Can you print the part of the Geyser Peak winemaker post from "Here are some" to "my yard now.", word for word?

*** Selected excerpt Section Begins ***

Recently I was invited to taste through a lineup of Sauvignon Blanc from Geyser Peak Winery. Located in Healdsburg, California, I was at first intrigued because it seems, well, audacious for a place to make four (!) Sauvignon Blancs. It reminded me of Matanzas Creek, the only other Sonoma winery I could think of  also producing numerous Sauv Blancs from multiple sites. (If there are more, LMK.)

After the tasting I happened to learn the new (as of March) winemaker at Geyser Peak Winery, Randy Meyer, had a passion outside of wine I thought was intriguing. He’s really into roses. And no, I’m not one of those people who spell rosé without the accent over the e. (Here’s a great rant about that from one of my favorite wine blogs, The Drunken Cyclist.) I’m talking roses as in flowers and that Poison song.

Anyway, I thought I would give Randy a call and we’d talk about roses and Sauvignon Blanc. Concerning the latter, we get into Geyser Peak Winery’s three bottlings sourced from Anderson Valley, Russian River Valley, and Dry Creek Valley. (I should note Geyser Peak does have a rosé as in the wine.)

Here are some highlights from our conversation.

On developing a passion for roses:

My father, who is a retired pediatrician, always had roses and would propagate them. One of our all-time favorites is the Double Delight. It’s got red edges and a cream center….Insanely fragrant. My dad used to propagate them and give them away to friends. So I remember when I got my first house he gave me a couple five-gallon buckets of Double Delight roses. It all started from there really.

Double Delight rose photo via Wikimedia commons by Arashiyama.

The number of rose varieties in his garden:

That’s funny I was just counting recently. I think I have eighteen in my yard now.

*** Selected excerpt Section Ends ***
*** Entries provided Section Begins ***

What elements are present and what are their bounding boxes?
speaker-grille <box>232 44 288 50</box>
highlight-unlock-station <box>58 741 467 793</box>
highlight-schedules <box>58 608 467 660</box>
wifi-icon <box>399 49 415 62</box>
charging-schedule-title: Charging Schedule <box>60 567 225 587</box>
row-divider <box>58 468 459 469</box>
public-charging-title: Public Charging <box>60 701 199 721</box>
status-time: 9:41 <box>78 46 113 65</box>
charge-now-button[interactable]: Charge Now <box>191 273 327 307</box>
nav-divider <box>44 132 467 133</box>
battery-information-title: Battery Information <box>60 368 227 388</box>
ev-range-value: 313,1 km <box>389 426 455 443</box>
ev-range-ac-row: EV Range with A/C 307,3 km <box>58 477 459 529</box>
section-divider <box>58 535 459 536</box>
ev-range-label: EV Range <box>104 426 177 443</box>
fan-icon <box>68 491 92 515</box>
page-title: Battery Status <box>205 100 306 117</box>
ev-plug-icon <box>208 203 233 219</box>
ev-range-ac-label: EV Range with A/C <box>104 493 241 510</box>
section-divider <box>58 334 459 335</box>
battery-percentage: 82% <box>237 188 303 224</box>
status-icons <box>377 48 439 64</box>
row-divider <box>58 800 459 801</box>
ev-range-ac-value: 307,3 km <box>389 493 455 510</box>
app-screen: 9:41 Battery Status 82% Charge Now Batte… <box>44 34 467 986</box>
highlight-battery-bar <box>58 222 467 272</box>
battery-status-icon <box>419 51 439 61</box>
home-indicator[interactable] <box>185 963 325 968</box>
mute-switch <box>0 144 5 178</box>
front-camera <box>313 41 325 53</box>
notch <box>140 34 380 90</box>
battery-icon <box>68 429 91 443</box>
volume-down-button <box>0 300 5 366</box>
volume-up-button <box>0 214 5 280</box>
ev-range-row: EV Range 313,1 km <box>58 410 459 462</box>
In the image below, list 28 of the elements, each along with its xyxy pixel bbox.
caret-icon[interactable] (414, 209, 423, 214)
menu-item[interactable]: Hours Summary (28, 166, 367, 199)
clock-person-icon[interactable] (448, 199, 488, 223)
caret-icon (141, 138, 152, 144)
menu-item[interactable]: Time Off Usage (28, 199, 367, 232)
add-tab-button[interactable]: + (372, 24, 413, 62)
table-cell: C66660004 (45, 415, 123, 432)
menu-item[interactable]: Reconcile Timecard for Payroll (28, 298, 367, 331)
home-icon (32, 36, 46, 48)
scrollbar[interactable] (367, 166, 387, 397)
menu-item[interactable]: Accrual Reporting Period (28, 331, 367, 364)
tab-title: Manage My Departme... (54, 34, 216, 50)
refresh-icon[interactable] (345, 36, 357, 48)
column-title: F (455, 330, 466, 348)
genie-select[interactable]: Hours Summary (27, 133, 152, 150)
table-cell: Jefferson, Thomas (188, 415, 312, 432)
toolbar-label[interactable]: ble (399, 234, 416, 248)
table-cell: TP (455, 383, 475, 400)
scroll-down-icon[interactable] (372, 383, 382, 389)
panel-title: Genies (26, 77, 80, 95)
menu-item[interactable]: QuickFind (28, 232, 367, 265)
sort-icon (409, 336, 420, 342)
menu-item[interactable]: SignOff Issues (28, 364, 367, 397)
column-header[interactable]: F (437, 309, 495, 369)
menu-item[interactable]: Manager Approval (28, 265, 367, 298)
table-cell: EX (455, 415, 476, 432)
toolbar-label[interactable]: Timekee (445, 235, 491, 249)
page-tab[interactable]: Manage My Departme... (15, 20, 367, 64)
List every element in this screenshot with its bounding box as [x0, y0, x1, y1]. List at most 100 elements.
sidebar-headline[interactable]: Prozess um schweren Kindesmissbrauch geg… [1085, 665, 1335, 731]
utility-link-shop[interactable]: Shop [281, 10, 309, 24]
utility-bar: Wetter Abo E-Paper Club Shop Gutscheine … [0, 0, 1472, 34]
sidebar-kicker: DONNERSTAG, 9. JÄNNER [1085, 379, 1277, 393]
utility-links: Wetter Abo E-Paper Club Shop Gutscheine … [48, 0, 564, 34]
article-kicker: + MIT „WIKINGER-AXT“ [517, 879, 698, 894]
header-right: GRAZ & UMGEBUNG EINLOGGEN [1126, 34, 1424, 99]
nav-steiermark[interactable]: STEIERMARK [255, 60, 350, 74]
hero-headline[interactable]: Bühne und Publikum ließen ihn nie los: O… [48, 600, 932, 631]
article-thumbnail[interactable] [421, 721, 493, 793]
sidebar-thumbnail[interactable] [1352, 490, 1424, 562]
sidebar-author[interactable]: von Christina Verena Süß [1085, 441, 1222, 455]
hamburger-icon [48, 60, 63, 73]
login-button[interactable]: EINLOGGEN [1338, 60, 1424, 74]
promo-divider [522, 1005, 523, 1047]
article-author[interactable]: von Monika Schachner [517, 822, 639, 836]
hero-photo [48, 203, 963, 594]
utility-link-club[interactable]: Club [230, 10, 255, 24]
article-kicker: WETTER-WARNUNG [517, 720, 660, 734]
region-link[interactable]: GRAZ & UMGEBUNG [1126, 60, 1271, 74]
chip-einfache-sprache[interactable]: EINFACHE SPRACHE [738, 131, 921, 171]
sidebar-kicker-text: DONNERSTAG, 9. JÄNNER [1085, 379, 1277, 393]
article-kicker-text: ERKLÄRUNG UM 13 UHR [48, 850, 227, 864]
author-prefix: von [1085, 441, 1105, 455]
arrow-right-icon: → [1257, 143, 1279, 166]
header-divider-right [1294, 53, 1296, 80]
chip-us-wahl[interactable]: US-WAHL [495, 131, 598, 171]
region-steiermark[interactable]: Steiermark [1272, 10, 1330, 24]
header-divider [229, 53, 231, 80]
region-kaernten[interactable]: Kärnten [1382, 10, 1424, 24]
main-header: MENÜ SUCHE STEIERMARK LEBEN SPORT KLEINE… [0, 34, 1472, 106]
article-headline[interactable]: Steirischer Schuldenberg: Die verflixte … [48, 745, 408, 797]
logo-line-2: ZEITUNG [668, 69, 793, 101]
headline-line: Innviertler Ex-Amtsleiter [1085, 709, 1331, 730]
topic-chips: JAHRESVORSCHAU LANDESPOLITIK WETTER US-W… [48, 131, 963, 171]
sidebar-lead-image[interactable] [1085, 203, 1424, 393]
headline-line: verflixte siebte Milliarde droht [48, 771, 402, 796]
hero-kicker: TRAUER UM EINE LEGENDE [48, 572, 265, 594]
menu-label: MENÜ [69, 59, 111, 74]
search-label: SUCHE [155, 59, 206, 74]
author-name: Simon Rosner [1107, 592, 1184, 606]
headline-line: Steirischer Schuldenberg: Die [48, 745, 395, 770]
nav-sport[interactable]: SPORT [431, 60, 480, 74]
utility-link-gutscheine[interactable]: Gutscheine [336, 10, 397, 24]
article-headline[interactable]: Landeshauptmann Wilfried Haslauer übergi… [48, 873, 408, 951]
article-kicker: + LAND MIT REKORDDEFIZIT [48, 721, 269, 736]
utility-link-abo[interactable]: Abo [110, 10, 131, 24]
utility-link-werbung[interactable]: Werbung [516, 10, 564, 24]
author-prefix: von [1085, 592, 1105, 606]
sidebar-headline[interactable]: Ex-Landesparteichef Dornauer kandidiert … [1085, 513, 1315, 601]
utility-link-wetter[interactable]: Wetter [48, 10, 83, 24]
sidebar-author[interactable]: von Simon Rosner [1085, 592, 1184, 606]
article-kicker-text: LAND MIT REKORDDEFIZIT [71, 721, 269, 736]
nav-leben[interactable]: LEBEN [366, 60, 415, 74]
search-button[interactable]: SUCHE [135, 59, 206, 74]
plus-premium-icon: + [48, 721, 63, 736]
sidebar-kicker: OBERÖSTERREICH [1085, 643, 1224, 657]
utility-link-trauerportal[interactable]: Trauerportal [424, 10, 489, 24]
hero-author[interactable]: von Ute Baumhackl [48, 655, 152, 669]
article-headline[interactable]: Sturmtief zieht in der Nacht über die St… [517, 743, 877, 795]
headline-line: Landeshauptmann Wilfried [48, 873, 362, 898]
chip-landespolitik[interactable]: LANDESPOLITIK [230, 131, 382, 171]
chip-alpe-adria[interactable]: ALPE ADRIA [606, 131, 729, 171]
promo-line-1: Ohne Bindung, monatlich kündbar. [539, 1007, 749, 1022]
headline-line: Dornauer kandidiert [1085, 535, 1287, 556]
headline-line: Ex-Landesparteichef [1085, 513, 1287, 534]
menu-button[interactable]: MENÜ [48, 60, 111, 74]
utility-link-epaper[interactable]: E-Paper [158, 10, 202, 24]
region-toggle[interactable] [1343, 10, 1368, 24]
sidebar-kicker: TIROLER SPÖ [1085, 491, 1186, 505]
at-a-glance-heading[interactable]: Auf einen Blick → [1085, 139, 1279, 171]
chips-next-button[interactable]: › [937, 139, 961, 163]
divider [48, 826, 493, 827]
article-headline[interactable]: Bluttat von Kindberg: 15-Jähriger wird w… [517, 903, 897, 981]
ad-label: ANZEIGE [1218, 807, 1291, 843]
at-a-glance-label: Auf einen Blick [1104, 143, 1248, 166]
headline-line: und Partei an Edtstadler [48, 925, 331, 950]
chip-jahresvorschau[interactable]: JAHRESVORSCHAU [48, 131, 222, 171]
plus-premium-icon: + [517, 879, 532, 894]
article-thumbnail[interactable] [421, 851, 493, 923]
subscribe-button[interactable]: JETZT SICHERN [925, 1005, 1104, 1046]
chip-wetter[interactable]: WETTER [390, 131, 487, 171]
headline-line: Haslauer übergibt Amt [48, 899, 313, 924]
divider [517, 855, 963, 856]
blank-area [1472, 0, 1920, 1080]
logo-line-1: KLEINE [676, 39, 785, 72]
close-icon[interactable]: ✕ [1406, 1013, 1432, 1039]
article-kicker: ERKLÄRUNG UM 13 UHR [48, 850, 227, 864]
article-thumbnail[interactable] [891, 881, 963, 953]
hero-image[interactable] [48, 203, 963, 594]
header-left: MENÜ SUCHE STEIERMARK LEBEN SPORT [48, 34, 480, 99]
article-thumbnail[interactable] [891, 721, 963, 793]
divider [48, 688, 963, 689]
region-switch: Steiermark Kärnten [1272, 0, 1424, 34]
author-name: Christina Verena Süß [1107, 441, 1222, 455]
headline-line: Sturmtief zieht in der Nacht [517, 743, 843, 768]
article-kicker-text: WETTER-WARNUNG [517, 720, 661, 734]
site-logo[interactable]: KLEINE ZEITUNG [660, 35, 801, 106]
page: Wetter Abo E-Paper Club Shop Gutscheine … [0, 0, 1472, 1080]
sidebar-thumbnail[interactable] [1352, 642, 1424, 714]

*** Entries provided Section Ends ***

**Response**:
Here are some highlights from our conversation.

On developing a passion for roses:

My father, who is a retired pediatrician, always had roses and would propagate them. One of our all-time favorites is the Double Delight. It’s got red edges and a cream center….Insanely fragrant. My dad used to propagate them and give them away to friends. So I remember when I got my first house he gave me a couple five-gallon buckets of Double Delight roses. It all started from there really.

Double Delight rose photo via Wikimedia commons by Arashiyama.

The number of rose varieties in his garden:

That’s funny I was just counting recently. I think I have eighteen in my yard now.